**** THE RECORDS
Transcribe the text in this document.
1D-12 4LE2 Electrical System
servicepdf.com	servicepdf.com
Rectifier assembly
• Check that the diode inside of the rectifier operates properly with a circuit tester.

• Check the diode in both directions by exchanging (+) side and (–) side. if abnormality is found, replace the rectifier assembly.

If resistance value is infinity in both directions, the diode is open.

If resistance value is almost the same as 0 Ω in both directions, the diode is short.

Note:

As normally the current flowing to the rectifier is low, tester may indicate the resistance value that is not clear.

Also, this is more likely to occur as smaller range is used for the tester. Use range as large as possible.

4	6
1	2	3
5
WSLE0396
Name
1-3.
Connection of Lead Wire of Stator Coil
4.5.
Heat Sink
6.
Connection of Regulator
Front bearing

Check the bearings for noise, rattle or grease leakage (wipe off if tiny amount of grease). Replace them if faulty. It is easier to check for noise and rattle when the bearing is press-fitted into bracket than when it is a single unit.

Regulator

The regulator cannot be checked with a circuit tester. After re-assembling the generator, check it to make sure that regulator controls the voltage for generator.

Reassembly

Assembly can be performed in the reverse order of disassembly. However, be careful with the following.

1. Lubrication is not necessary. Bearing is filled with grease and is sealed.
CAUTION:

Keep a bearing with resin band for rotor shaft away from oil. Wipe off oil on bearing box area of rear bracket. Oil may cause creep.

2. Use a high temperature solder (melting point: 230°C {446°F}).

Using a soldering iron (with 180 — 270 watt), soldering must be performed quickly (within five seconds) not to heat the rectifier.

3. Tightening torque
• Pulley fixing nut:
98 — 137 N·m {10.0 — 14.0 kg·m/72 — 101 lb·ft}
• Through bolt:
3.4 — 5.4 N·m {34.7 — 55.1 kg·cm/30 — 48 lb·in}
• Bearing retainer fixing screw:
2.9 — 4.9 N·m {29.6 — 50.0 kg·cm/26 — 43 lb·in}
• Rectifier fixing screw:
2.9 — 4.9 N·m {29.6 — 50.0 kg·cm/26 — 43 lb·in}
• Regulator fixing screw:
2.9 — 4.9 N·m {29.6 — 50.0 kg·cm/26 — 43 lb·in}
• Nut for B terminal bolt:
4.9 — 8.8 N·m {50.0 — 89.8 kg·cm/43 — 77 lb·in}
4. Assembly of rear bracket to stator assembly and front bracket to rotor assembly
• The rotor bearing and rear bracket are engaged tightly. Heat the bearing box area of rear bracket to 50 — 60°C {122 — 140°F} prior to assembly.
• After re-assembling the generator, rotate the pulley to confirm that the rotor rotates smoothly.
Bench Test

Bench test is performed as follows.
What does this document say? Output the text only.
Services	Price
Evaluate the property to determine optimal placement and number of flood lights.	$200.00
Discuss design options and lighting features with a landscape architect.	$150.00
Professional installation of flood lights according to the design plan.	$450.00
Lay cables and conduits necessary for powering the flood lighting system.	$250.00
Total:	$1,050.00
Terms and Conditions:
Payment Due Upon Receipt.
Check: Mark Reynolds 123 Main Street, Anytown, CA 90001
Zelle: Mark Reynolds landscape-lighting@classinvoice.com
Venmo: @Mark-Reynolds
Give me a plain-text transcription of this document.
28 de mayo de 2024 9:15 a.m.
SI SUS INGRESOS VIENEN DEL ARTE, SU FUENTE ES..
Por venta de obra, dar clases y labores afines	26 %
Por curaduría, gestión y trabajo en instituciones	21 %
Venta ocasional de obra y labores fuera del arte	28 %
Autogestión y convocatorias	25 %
********
WRITTEN TASK: Recopy all the lines exactly as they appear.

ANSWER:
Transcribe the text in this document.
1D-12 4LE2 Electrical System
servicepdf.com	servicepdf.com
Rectifier assembly
• Check that the diode inside of the rectifier operates properly with a circuit tester.

• Check the diode in both directions by exchanging (+) side and (–) side. if abnormality is found, replace the rectifier assembly.

If resistance value is infinity in both directions, the diode is open.

If resistance value is almost the same as 0 Ω in both directions, the diode is short.

Note:

As normally the current flowing to the rectifier is low, tester may indicate the resistance value that is not clear.

Also, this is more likely to occur as smaller range is used for the tester. Use range as large as possible.

4	6
1	2	3
5
WSLE0396
Name
1-3.
Connection of Lead Wire of Stator Coil
4.5.
Heat Sink
6.
Connection of Regulator
Front bearing

Check the bearings for noise, rattle or grease leakage (wipe off if tiny amount of grease). Replace them if faulty. It is easier to check for noise and rattle when the bearing is press-fitted into bracket than when it is a single unit.

Regulator

The regulator cannot be checked with a circuit tester. After re-assembling the generator, check it to make sure that regulator controls the voltage for generator.

Reassembly

Assembly can be performed in the reverse order of disassembly. However, be careful with the following.

1. Lubrication is not necessary. Bearing is filled with grease and is sealed.
CAUTION:

Keep a bearing with resin band for rotor shaft away from oil. Wipe off oil on bearing box area of rear bracket. Oil may cause creep.

2. Use a high temperature solder (melting point: 230°C {446°F}).

Using a soldering iron (with 180 — 270 watt), soldering must be performed quickly (within five seconds) not to heat the rectifier.

3. Tightening torque
• Pulley fixing nut:
98 — 137 N·m {10.0 — 14.0 kg·m/72 — 101 lb·ft}
• Through bolt:
3.4 — 5.4 N·m {34.7 — 55.1 kg·cm/30 — 48 lb·in}
• Bearing retainer fixing screw:
2.9 — 4.9 N·m {29.6 — 50.0 kg·cm/26 — 43 lb·in}
• Rectifier fixing screw:
2.9 — 4.9 N·m {29.6 — 50.0 kg·cm/26 — 43 lb·in}
• Regulator fixing screw:
2.9 — 4.9 N·m {29.6 — 50.0 kg·cm/26 — 43 lb·in}
• Nut for B terminal bolt:
4.9 — 8.8 N·m {50.0 — 89.8 kg·cm/43 — 77 lb·in}
4. Assembly of rear bracket to stator assembly and front bracket to rotor assembly
• The rotor bearing and rear bracket are engaged tightly. Heat the bearing box area of rear bracket to 50 — 60°C {122 — 140°F} prior to assembly.
• After re-assembling the generator, rotate the pulley to confirm that the rotor rotates smoothly.
Bench Test

Bench test is performed as follows.
What does this document say? Output the text only.
Services	Price
Evaluate the property to determine optimal placement and number of flood lights.	$200.00
Discuss design options and lighting features with a landscape architect.	$150.00
Professional installation of flood lights according to the design plan.	$450.00
Lay cables and conduits necessary for powering the flood lighting system.	$250.00
Total:	$1,050.00
Terms and Conditions:
Payment Due Upon Receipt.
Check: Mark Reynolds 123 Main Street, Anytown, CA 90001
Zelle: Mark Reynolds landscape-lighting@classinvoice.com
Venmo: @Mark-Reynolds
Give me a plain-text transcription of this document.
28 de mayo de 2024 9:15 a.m.
SI SUS INGRESOS VIENEN DEL ARTE, SU FUENTE ES..
Por venta de obra, dar clases y labores afines	26 %
Por curaduría, gestión y trabajo en instituciones	21 %
Venta ocasional de obra y labores fuera del arte	28 %
Autogestión y convocatorias	25 %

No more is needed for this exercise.